### [Extract provided]
━━━━━━

Abstract

Receiver operating characteristic (ROC) curves have application in analysis of the performance of diagnostic indicators used in the assessment of disease risk in clinical and veterinary medicine and in crop protection. For a binary indicator, an ROC curve summarizes the two distributions of risk scores obtained by retrospectively categorizing subjects as cases or controls using a gold standard. An ROC curve may be symmetric about the negative diagonal of the graphical plot, or skewed towards the left-hand axis or the upper axis of the plot. ROC curves with different symmetry properties may have the same area under the curve. Here, we characterize the symmetry properties of bi-Normal and bi-gamma ROC curves in terms of the Kullback-Leibler divergences (KLDs) between the case and control distributions of risk scores. The KLDs describe the known symmetry properties of bi-Normal ROC curves, and newly characterize the symmetry properties of constant-shape and constant-scale bi-gamma ROC curves. It is also of interest to note an application of KLDs where their asymmetry—often an inconvenience—has a useful interpretation.

━━━━━━

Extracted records
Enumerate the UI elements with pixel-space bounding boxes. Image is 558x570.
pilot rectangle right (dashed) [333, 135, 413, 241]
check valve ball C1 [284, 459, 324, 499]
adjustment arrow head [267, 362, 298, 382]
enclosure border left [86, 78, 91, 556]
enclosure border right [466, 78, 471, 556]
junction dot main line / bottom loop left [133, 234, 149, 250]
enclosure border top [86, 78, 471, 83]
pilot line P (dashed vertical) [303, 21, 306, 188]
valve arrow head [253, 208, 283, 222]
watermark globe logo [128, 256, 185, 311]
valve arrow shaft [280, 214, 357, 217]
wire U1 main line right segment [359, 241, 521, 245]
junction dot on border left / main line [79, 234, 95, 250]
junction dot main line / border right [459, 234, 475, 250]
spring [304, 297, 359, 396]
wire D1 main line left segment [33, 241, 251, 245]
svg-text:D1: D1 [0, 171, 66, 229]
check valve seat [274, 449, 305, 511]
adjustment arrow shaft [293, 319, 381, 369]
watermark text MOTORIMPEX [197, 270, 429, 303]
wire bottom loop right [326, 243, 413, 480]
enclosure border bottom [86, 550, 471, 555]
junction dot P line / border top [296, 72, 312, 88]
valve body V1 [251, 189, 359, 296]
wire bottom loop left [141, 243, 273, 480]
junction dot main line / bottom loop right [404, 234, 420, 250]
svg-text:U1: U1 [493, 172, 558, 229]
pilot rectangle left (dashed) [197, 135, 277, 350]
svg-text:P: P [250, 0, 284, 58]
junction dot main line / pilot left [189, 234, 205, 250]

━━━━━━

### [Required action 1]
List the fields in which, according to the abstract on ROC curves, diagnostic indicators are used to assess disease risk.
### [Required action 2]
Write the next part of the abstract on ROC curves, starting after its final sentence.

### [Exercise answer 1]
Clinical medicine, veterinary medicine, and crop protection.

### [Exercise answer 2]
Highlights

  • Receiver operating characteristic (ROC) curve analysis provides a basis for describing the performance of a diagnostic indicator when deployed in a binary diagnostic test

  • We refer to this kind of skew as true positive proportion (TPP)-asymmetry, and to the kind of skew where the curve clings to the top edge of the ROC space longer than it does to the left as true negative proportion (TNP)-asymmetry [17]

  • Notwithstanding, it is sometimes rather difficult to tell from a graphical plot whether an empirical ROC curve is symmetrical or only approximately so (e.g., Figure 2 in [24])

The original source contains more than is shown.